* DATA EXTRACT

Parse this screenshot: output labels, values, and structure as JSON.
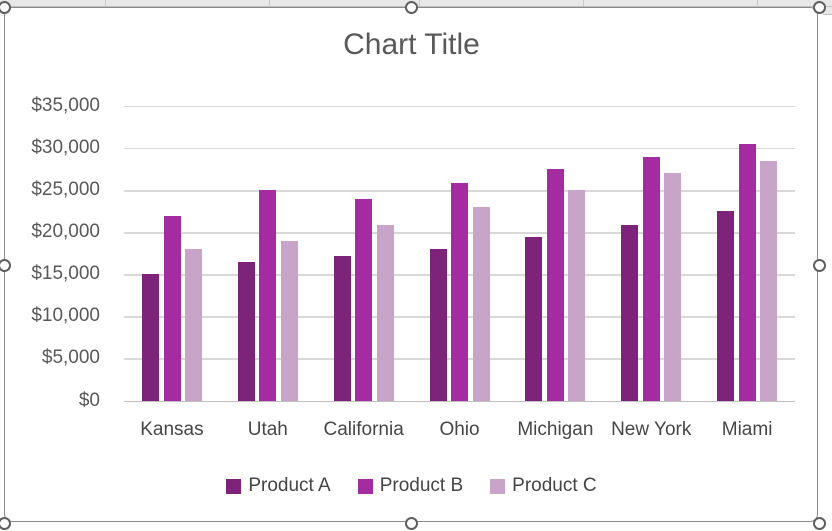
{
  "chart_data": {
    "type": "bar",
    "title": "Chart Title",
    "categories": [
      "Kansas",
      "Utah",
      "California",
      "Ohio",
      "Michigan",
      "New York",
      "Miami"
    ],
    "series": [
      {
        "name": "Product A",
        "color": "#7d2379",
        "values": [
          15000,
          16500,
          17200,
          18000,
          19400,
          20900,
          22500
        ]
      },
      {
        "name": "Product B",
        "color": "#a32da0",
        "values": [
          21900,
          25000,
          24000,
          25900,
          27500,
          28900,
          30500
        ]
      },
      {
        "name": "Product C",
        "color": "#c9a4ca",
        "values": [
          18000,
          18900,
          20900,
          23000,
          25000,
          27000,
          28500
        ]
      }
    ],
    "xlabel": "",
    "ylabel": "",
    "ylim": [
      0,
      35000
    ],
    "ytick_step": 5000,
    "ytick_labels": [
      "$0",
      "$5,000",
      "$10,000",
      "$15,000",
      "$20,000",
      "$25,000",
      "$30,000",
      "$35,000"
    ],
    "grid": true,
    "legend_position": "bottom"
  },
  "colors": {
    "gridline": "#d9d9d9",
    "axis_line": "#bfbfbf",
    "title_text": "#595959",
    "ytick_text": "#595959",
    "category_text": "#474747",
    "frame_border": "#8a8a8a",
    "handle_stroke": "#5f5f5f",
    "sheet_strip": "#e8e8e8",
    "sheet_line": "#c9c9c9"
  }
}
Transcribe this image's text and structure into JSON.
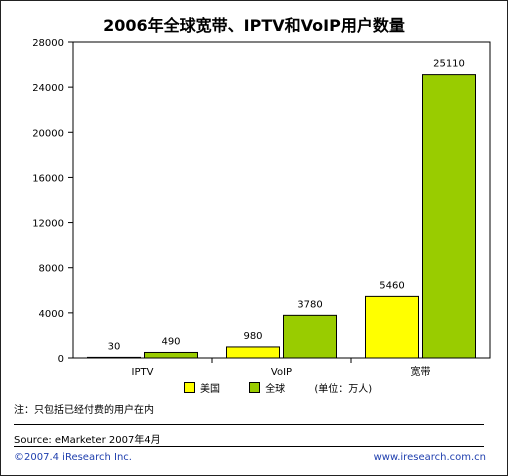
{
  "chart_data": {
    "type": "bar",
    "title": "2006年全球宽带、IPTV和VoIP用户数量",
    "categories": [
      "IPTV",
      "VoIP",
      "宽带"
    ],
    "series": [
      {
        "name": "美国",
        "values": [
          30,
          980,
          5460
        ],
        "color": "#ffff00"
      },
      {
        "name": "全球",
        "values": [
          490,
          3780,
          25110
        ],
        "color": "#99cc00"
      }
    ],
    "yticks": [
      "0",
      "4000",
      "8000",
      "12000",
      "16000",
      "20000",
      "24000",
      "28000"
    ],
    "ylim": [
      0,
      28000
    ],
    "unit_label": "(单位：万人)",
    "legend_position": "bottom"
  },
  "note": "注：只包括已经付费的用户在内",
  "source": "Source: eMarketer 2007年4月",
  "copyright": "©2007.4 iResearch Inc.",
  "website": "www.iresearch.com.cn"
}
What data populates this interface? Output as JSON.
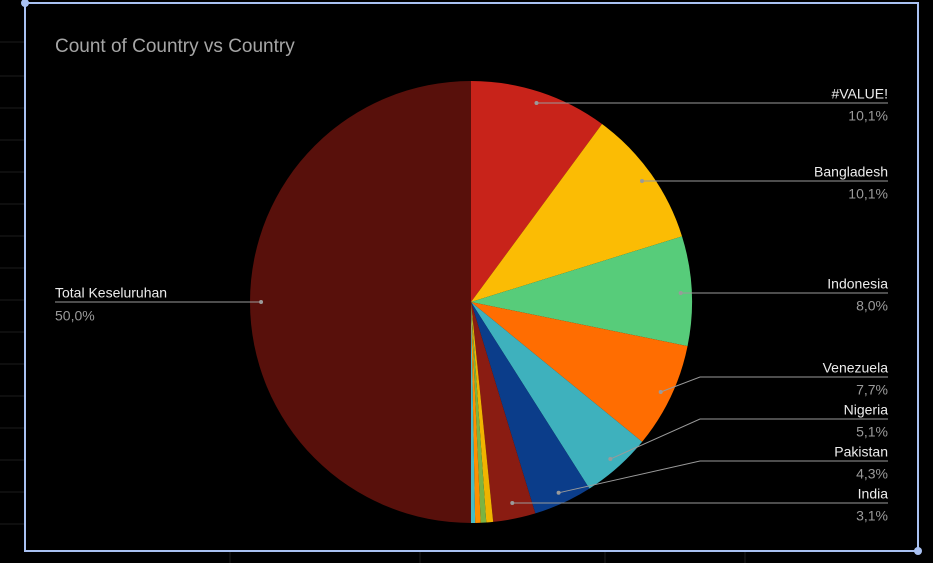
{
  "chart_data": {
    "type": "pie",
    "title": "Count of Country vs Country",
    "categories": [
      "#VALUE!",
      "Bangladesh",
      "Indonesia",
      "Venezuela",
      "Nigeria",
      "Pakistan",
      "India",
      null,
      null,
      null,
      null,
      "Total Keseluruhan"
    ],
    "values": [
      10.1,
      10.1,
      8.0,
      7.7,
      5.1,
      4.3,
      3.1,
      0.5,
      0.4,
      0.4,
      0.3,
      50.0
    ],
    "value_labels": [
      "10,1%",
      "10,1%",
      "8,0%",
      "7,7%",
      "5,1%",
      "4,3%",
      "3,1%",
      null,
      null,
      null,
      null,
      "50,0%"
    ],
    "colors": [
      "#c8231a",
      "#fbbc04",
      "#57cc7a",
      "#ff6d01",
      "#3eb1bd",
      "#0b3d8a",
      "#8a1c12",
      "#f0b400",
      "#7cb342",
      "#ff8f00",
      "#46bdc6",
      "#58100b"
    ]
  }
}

...

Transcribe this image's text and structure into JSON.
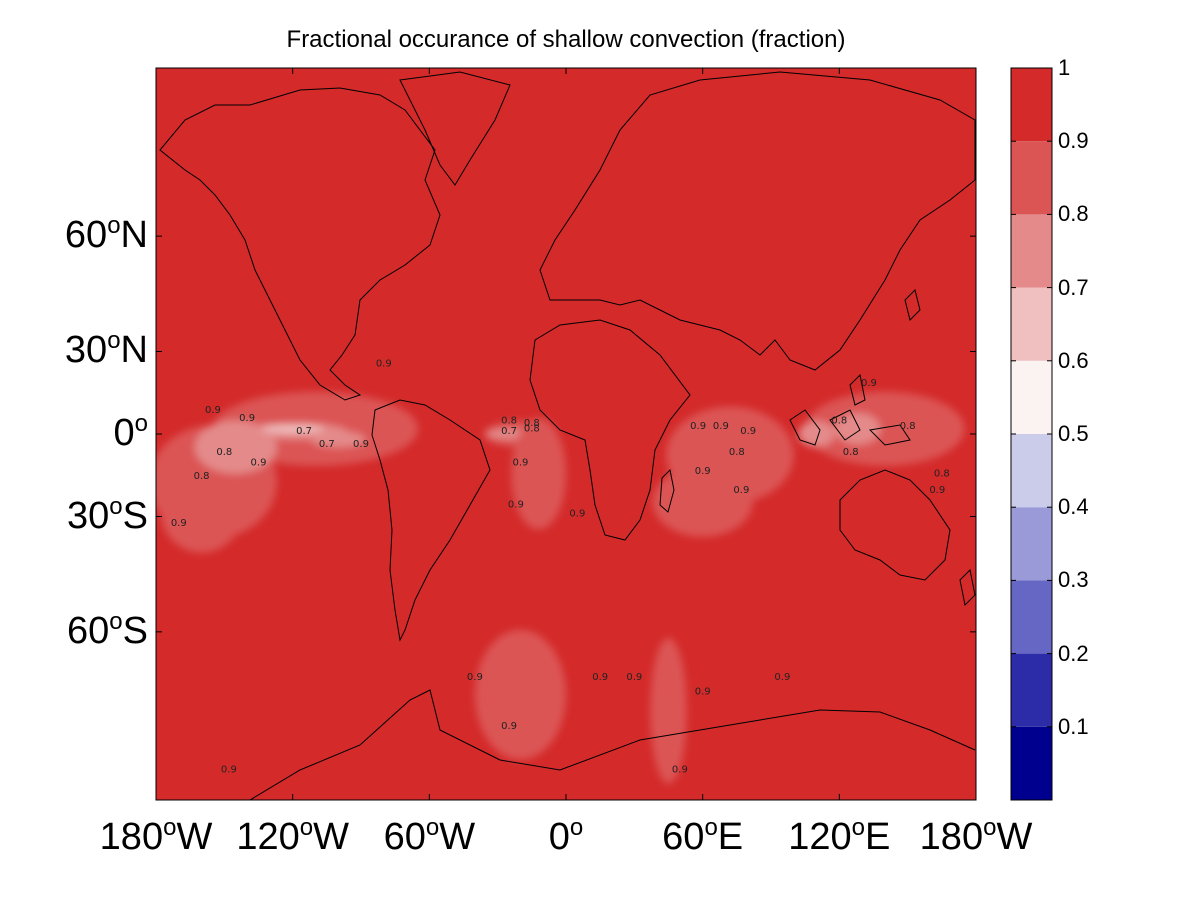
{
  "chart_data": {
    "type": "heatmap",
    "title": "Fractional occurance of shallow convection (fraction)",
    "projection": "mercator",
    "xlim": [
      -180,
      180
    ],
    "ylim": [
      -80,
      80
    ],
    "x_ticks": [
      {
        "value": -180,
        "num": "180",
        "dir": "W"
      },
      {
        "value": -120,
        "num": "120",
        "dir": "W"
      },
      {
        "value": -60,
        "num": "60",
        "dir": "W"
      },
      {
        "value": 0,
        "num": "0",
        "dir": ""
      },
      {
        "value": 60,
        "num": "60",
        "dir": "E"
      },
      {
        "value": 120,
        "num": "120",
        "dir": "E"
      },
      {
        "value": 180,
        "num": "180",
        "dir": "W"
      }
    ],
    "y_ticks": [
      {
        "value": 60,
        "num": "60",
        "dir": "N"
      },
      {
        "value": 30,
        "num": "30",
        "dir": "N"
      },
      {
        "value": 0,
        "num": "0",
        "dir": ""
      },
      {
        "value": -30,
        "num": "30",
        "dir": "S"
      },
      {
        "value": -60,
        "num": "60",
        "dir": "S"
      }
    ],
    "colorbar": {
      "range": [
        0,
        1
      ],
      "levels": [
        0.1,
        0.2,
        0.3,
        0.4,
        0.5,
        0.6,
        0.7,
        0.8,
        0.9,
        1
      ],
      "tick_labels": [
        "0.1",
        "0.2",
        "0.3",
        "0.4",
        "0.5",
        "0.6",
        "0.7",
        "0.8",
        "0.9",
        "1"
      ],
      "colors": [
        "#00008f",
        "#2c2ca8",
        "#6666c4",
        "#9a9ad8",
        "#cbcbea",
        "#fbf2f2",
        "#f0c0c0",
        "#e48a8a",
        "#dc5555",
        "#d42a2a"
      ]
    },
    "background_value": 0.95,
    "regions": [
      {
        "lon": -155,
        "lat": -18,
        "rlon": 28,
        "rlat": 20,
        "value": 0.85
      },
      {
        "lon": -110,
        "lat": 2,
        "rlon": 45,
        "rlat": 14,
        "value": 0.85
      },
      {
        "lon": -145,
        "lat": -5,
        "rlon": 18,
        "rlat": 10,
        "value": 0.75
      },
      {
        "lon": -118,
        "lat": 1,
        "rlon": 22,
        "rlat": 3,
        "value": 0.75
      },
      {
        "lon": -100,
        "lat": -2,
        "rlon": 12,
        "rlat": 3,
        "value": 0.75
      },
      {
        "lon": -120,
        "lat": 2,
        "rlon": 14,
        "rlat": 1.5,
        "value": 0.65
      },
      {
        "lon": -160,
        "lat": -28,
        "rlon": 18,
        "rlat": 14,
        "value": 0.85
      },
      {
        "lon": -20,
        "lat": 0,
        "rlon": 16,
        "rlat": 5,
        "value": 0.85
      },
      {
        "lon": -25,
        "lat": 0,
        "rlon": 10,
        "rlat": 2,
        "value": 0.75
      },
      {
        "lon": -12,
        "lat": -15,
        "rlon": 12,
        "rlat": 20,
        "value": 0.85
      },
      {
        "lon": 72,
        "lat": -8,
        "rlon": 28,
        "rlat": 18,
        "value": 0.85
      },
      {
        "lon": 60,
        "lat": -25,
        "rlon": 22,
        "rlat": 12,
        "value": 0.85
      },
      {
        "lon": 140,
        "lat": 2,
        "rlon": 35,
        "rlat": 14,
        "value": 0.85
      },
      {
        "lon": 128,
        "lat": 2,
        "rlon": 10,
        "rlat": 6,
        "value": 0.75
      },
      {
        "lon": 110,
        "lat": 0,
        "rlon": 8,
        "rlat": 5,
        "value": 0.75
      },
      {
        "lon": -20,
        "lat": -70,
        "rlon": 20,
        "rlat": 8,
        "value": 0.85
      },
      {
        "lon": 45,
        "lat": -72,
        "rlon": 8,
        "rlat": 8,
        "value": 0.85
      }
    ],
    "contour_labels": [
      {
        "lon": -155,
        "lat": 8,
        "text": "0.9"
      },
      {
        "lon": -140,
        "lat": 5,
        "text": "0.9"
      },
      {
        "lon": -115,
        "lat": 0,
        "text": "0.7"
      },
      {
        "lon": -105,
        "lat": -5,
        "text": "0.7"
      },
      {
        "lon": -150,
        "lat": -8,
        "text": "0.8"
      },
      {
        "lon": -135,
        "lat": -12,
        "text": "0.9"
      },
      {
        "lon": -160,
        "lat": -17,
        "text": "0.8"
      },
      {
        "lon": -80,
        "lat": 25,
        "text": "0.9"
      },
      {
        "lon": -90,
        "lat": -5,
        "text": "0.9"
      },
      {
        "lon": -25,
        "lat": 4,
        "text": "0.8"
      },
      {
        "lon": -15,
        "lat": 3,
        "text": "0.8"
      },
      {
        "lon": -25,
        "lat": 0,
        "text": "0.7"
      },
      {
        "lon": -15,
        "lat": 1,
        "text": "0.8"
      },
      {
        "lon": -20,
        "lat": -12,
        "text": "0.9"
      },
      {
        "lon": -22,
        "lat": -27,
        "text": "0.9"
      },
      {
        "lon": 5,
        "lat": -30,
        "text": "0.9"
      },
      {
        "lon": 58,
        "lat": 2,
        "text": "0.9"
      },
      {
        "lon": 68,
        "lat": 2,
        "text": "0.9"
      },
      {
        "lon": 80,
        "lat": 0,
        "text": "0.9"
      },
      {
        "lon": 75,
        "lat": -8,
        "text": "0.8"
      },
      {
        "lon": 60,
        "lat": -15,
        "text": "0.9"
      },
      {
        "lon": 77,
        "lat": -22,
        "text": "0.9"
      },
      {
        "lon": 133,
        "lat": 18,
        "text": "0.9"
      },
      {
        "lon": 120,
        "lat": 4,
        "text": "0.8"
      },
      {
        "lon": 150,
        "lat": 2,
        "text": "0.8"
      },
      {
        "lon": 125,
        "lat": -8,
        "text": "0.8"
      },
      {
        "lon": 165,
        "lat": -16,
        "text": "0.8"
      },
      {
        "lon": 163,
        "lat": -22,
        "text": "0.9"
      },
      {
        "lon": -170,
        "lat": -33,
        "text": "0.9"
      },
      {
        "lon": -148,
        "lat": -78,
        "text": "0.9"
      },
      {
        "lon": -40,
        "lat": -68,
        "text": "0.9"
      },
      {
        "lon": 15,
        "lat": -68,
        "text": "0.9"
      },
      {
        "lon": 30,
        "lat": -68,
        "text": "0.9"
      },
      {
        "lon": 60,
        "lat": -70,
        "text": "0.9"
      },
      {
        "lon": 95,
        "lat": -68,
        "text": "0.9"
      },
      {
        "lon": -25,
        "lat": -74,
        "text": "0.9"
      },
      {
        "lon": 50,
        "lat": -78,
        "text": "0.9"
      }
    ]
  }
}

* PROMPT
Return every line holding the word "name" from the records.

* SOLVED PROBLEM
        "name": "Product A",
        "name": "Product B",
        "name": "Product C",
        "name": "美国",
        "name": "全球",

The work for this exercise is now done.